> TASK PROMPT
Copy out every line of the listing below word for word, omitting the pictures.

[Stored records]
------------------------------------

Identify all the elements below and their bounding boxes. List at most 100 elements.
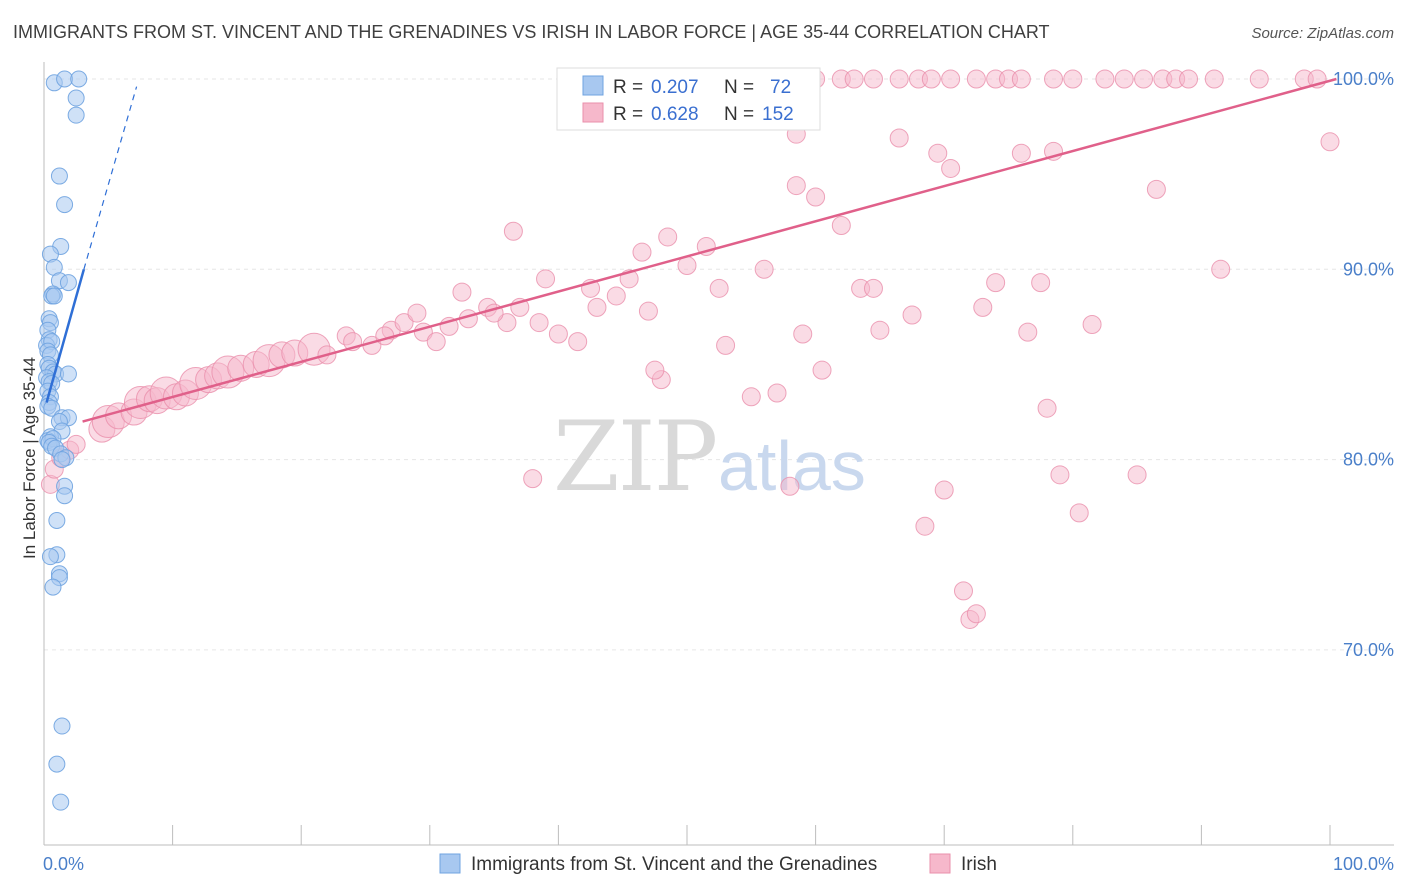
irish-point	[1063, 69, 1083, 89]
legend-r-value-2: 0.628	[651, 104, 699, 125]
irish-point	[1249, 69, 1269, 89]
legend-n-label-2: N =	[724, 104, 754, 125]
irish-point	[716, 335, 736, 355]
irish-point	[606, 286, 626, 306]
y-axis-label: In Labor Force | Age 35-44	[20, 357, 39, 559]
irish-point	[66, 434, 86, 454]
irish-point	[921, 69, 941, 89]
legend-swatch-blue	[582, 75, 604, 96]
watermark-zip: ZIP	[553, 401, 716, 513]
irish-point	[953, 581, 973, 601]
irish-point	[568, 332, 588, 352]
irish-point	[780, 476, 800, 496]
series-legend: Immigrants from St. Vincent and the Gren…	[439, 853, 997, 875]
irish-point	[1320, 132, 1340, 152]
y-tick-label: 100.0%	[1333, 69, 1394, 89]
irish-point	[928, 143, 948, 163]
irish-point	[793, 324, 813, 344]
bottom-legend-label-pink: Irish	[961, 854, 997, 875]
irish-points	[40, 69, 1340, 629]
irish-point	[1134, 69, 1154, 89]
irish-point	[934, 480, 954, 500]
irish-point	[966, 604, 986, 624]
irish-point	[754, 259, 774, 279]
legend-r-label-1: R =	[613, 77, 643, 98]
y-tick-label: 70.0%	[1343, 640, 1394, 660]
irish-point	[638, 301, 658, 321]
irish-point	[1211, 259, 1231, 279]
legend-r-value-1: 0.207	[651, 77, 699, 98]
irish-point	[767, 383, 787, 403]
irish-point	[741, 387, 761, 407]
irish-point	[1146, 179, 1166, 199]
irish-point	[806, 187, 826, 207]
svg-immigrant-trend-line	[45, 268, 86, 403]
irish-point	[786, 176, 806, 196]
bottom-legend-swatch-blue	[439, 853, 461, 874]
irish-point	[941, 69, 961, 89]
irish-point	[889, 69, 909, 89]
irish-point	[523, 469, 543, 489]
x-tick-label: 0.0%	[43, 854, 84, 874]
svg-immigrant-point	[53, 451, 71, 469]
irish-point	[645, 360, 665, 380]
svg-immigrant-point	[52, 793, 70, 811]
watermark: ZIP atlas	[553, 401, 866, 513]
legend-n-label-1: N =	[724, 77, 754, 98]
legend-r-label-2: R =	[613, 104, 643, 125]
irish-point	[973, 297, 993, 317]
x-tick-label: 100.0%	[1333, 854, 1394, 874]
irish-point	[889, 128, 909, 148]
irish-point	[1011, 69, 1031, 89]
irish-point	[1095, 69, 1115, 89]
irish-point	[915, 516, 935, 536]
svg-immigrant-point	[56, 70, 74, 88]
irish-point	[966, 69, 986, 89]
irish-point	[870, 320, 890, 340]
svg-immigrant-point	[56, 487, 74, 505]
irish-point	[452, 282, 472, 302]
svg-immigrant-point	[48, 511, 66, 529]
irish-point	[1204, 69, 1224, 89]
irish-point	[1114, 69, 1134, 89]
irish-point	[1082, 314, 1102, 334]
irish-point	[1037, 398, 1057, 418]
irish-point	[831, 216, 851, 236]
trend-lines	[45, 77, 1337, 423]
irish-point	[902, 305, 922, 325]
tick-labels: 70.0% 80.0% 90.0% 100.0% 0.0% 100.0%	[43, 69, 1394, 874]
irish-point	[536, 269, 556, 289]
irish-point	[529, 313, 549, 333]
irish-point	[844, 69, 864, 89]
svg-immigrant-point	[41, 548, 59, 566]
axes	[43, 62, 1394, 846]
irish-point	[587, 297, 607, 317]
irish-point	[426, 332, 446, 352]
irish-point	[1127, 465, 1147, 485]
irish-point	[407, 303, 427, 323]
svg-immigrant-point	[59, 365, 77, 383]
svg-immigrant-trend-extension	[83, 86, 138, 270]
irish-point	[503, 221, 523, 241]
y-tick-label: 80.0%	[1343, 450, 1394, 470]
correlation-legend: R = 0.207 N = 72 R = 0.628 N = 152	[556, 67, 821, 131]
y-tick-label: 90.0%	[1343, 259, 1394, 279]
irish-point	[709, 278, 729, 298]
irish-point	[658, 227, 678, 247]
irish-point	[812, 360, 832, 380]
svg-immigrant-point	[67, 89, 85, 107]
chart-title: IMMIGRANTS FROM ST. VINCENT AND THE GREN…	[13, 22, 1050, 42]
irish-point	[941, 158, 961, 178]
svg-immigrant-point	[70, 70, 88, 88]
svg-immigrant-point	[56, 196, 74, 214]
svg-immigrant-point	[45, 287, 63, 305]
bottom-legend-swatch-pink	[929, 853, 951, 874]
irish-point	[632, 242, 652, 262]
svg-immigrant-point	[67, 106, 85, 124]
svg-immigrant-point	[48, 755, 66, 773]
svg-immigrant-points	[38, 70, 88, 811]
chart-source: Source: ZipAtlas.com	[1251, 25, 1394, 42]
svg-immigrant-point	[53, 717, 71, 735]
irish-trend-line	[82, 77, 1337, 423]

------------------------------------

> TASK RESULT
Identify all the elements below and their bounding boxes. List at most 100 elements.
irish-point	[1063, 69, 1083, 89]
legend-r-value-2: 0.628	[651, 104, 699, 125]
irish-point	[1249, 69, 1269, 89]
legend-n-label-2: N =	[724, 104, 754, 125]
irish-point	[716, 335, 736, 355]
irish-point	[606, 286, 626, 306]
y-axis-label: In Labor Force | Age 35-44	[20, 357, 39, 559]
irish-point	[66, 434, 86, 454]
irish-point	[921, 69, 941, 89]
legend-swatch-blue	[582, 75, 604, 96]
watermark-zip: ZIP	[553, 401, 716, 513]
irish-point	[953, 581, 973, 601]
irish-point	[568, 332, 588, 352]
irish-point	[780, 476, 800, 496]
series-legend: Immigrants from St. Vincent and the Gren…	[439, 853, 997, 875]
irish-point	[1320, 132, 1340, 152]
y-tick-label: 100.0%	[1333, 69, 1394, 89]
irish-point	[928, 143, 948, 163]
irish-point	[793, 324, 813, 344]
bottom-legend-label-pink: Irish	[961, 854, 997, 875]
irish-points	[40, 69, 1340, 629]
irish-point	[1134, 69, 1154, 89]
irish-point	[934, 480, 954, 500]
irish-point	[966, 604, 986, 624]
irish-point	[754, 259, 774, 279]
legend-r-label-1: R =	[613, 77, 643, 98]
y-tick-label: 70.0%	[1343, 640, 1394, 660]
irish-point	[638, 301, 658, 321]
irish-point	[1211, 259, 1231, 279]
legend-r-value-1: 0.207	[651, 77, 699, 98]
irish-point	[767, 383, 787, 403]
irish-point	[741, 387, 761, 407]
irish-point	[1146, 179, 1166, 199]
irish-point	[806, 187, 826, 207]
svg-immigrant-trend-line	[45, 268, 86, 403]
irish-point	[786, 176, 806, 196]
bottom-legend-swatch-blue	[439, 853, 461, 874]
irish-point	[941, 69, 961, 89]
irish-point	[889, 69, 909, 89]
irish-point	[523, 469, 543, 489]
x-tick-label: 0.0%	[43, 854, 84, 874]
svg-immigrant-point	[53, 451, 71, 469]
irish-point	[645, 360, 665, 380]
svg-immigrant-point	[52, 793, 70, 811]
watermark: ZIP atlas	[553, 401, 866, 513]
legend-n-label-1: N =	[724, 77, 754, 98]
legend-r-label-2: R =	[613, 104, 643, 125]
irish-point	[973, 297, 993, 317]
x-tick-label: 100.0%	[1333, 854, 1394, 874]
irish-point	[889, 128, 909, 148]
irish-point	[1011, 69, 1031, 89]
irish-point	[1095, 69, 1115, 89]
irish-point	[915, 516, 935, 536]
svg-immigrant-point	[56, 70, 74, 88]
irish-point	[966, 69, 986, 89]
irish-point	[870, 320, 890, 340]
svg-immigrant-point	[56, 487, 74, 505]
irish-point	[452, 282, 472, 302]
svg-immigrant-point	[48, 511, 66, 529]
irish-point	[1204, 69, 1224, 89]
irish-point	[1114, 69, 1134, 89]
irish-point	[1082, 314, 1102, 334]
irish-point	[1037, 398, 1057, 418]
irish-point	[831, 216, 851, 236]
trend-lines	[45, 77, 1337, 423]
irish-point	[902, 305, 922, 325]
tick-labels: 70.0% 80.0% 90.0% 100.0% 0.0% 100.0%	[43, 69, 1394, 874]
irish-point	[536, 269, 556, 289]
irish-point	[529, 313, 549, 333]
irish-point	[844, 69, 864, 89]
svg-immigrant-point	[41, 548, 59, 566]
axes	[43, 62, 1394, 846]
irish-point	[587, 297, 607, 317]
irish-point	[426, 332, 446, 352]
irish-point	[1127, 465, 1147, 485]
irish-point	[407, 303, 427, 323]
svg-immigrant-point	[59, 365, 77, 383]
svg-immigrant-trend-extension	[83, 86, 138, 270]
irish-point	[503, 221, 523, 241]
y-tick-label: 80.0%	[1343, 450, 1394, 470]
correlation-legend: R = 0.207 N = 72 R = 0.628 N = 152	[556, 67, 821, 131]
y-tick-label: 90.0%	[1343, 259, 1394, 279]
irish-point	[709, 278, 729, 298]
irish-point	[658, 227, 678, 247]
irish-point	[812, 360, 832, 380]
svg-immigrant-point	[67, 89, 85, 107]
chart-title: IMMIGRANTS FROM ST. VINCENT AND THE GREN…	[13, 22, 1050, 42]
irish-point	[941, 158, 961, 178]
svg-immigrant-point	[70, 70, 88, 88]
svg-immigrant-point	[56, 196, 74, 214]
svg-immigrant-point	[45, 287, 63, 305]
bottom-legend-swatch-pink	[929, 853, 951, 874]
irish-point	[632, 242, 652, 262]
svg-immigrant-point	[67, 106, 85, 124]
svg-immigrant-point	[48, 755, 66, 773]
svg-immigrant-points	[38, 70, 88, 811]
chart-source: Source: ZipAtlas.com	[1251, 25, 1394, 42]
svg-immigrant-point	[53, 717, 71, 735]
irish-trend-line	[82, 77, 1337, 423]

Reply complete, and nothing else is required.